Dataset entries
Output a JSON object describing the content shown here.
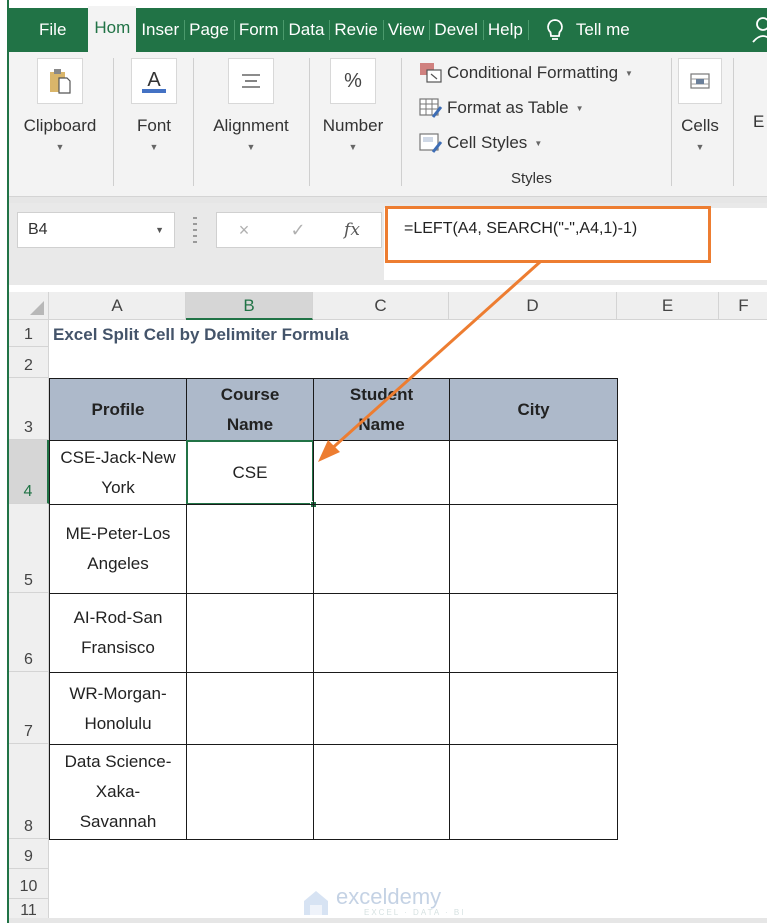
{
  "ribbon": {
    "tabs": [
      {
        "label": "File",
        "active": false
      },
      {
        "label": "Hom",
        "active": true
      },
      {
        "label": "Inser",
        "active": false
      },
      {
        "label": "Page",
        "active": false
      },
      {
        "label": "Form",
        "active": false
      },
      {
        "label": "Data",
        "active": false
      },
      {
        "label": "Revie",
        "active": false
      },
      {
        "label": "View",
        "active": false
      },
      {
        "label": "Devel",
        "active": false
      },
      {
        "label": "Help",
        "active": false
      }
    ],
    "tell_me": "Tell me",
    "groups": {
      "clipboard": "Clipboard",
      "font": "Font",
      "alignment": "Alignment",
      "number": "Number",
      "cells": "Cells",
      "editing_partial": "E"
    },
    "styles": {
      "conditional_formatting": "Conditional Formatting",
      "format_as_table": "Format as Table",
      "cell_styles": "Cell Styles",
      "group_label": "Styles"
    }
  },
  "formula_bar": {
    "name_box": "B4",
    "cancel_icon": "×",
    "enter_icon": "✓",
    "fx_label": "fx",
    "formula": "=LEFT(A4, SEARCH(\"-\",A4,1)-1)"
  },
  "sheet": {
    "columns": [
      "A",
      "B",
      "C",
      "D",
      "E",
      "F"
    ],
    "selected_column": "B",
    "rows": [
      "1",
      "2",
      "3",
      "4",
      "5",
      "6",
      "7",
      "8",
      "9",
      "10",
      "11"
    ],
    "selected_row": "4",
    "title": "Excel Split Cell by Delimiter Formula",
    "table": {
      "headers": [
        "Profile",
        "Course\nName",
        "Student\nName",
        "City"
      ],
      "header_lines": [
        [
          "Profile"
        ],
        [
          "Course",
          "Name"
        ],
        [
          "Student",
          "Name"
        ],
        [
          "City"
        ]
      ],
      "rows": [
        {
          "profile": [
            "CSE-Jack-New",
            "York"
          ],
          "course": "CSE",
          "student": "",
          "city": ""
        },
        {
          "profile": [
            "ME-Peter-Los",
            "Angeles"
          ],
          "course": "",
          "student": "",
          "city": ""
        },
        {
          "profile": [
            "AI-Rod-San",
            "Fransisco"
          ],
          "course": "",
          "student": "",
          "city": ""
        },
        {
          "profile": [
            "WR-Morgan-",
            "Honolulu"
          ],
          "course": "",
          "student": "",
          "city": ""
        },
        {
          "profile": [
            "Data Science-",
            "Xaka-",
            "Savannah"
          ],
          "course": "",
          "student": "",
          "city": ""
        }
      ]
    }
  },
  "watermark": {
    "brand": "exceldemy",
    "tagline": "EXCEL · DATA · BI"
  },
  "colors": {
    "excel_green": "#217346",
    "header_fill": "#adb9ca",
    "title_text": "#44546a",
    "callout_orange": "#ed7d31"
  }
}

| Goal of the exercise |
Omit the pictures, and quote the material above exactly as given.

| Full solution |
Output a JSON object describing the content shown here.
{
  "ribbon": {
    "tabs": [
      {
        "label": "File",
        "active": false
      },
      {
        "label": "Hom",
        "active": true
      },
      {
        "label": "Inser",
        "active": false
      },
      {
        "label": "Page",
        "active": false
      },
      {
        "label": "Form",
        "active": false
      },
      {
        "label": "Data",
        "active": false
      },
      {
        "label": "Revie",
        "active": false
      },
      {
        "label": "View",
        "active": false
      },
      {
        "label": "Devel",
        "active": false
      },
      {
        "label": "Help",
        "active": false
      }
    ],
    "tell_me": "Tell me",
    "groups": {
      "clipboard": "Clipboard",
      "font": "Font",
      "alignment": "Alignment",
      "number": "Number",
      "cells": "Cells",
      "editing_partial": "E"
    },
    "styles": {
      "conditional_formatting": "Conditional Formatting",
      "format_as_table": "Format as Table",
      "cell_styles": "Cell Styles",
      "group_label": "Styles"
    }
  },
  "formula_bar": {
    "name_box": "B4",
    "cancel_icon": "×",
    "enter_icon": "✓",
    "fx_label": "fx",
    "formula": "=LEFT(A4, SEARCH(\"-\",A4,1)-1)"
  },
  "sheet": {
    "columns": [
      "A",
      "B",
      "C",
      "D",
      "E",
      "F"
    ],
    "selected_column": "B",
    "rows": [
      "1",
      "2",
      "3",
      "4",
      "5",
      "6",
      "7",
      "8",
      "9",
      "10",
      "11"
    ],
    "selected_row": "4",
    "title": "Excel Split Cell by Delimiter Formula",
    "table": {
      "headers": [
        "Profile",
        "Course\nName",
        "Student\nName",
        "City"
      ],
      "header_lines": [
        [
          "Profile"
        ],
        [
          "Course",
          "Name"
        ],
        [
          "Student",
          "Name"
        ],
        [
          "City"
        ]
      ],
      "rows": [
        {
          "profile": [
            "CSE-Jack-New",
            "York"
          ],
          "course": "CSE",
          "student": "",
          "city": ""
        },
        {
          "profile": [
            "ME-Peter-Los",
            "Angeles"
          ],
          "course": "",
          "student": "",
          "city": ""
        },
        {
          "profile": [
            "AI-Rod-San",
            "Fransisco"
          ],
          "course": "",
          "student": "",
          "city": ""
        },
        {
          "profile": [
            "WR-Morgan-",
            "Honolulu"
          ],
          "course": "",
          "student": "",
          "city": ""
        },
        {
          "profile": [
            "Data Science-",
            "Xaka-",
            "Savannah"
          ],
          "course": "",
          "student": "",
          "city": ""
        }
      ]
    }
  },
  "watermark": {
    "brand": "exceldemy",
    "tagline": "EXCEL · DATA · BI"
  },
  "colors": {
    "excel_green": "#217346",
    "header_fill": "#adb9ca",
    "title_text": "#44546a",
    "callout_orange": "#ed7d31"
  }
}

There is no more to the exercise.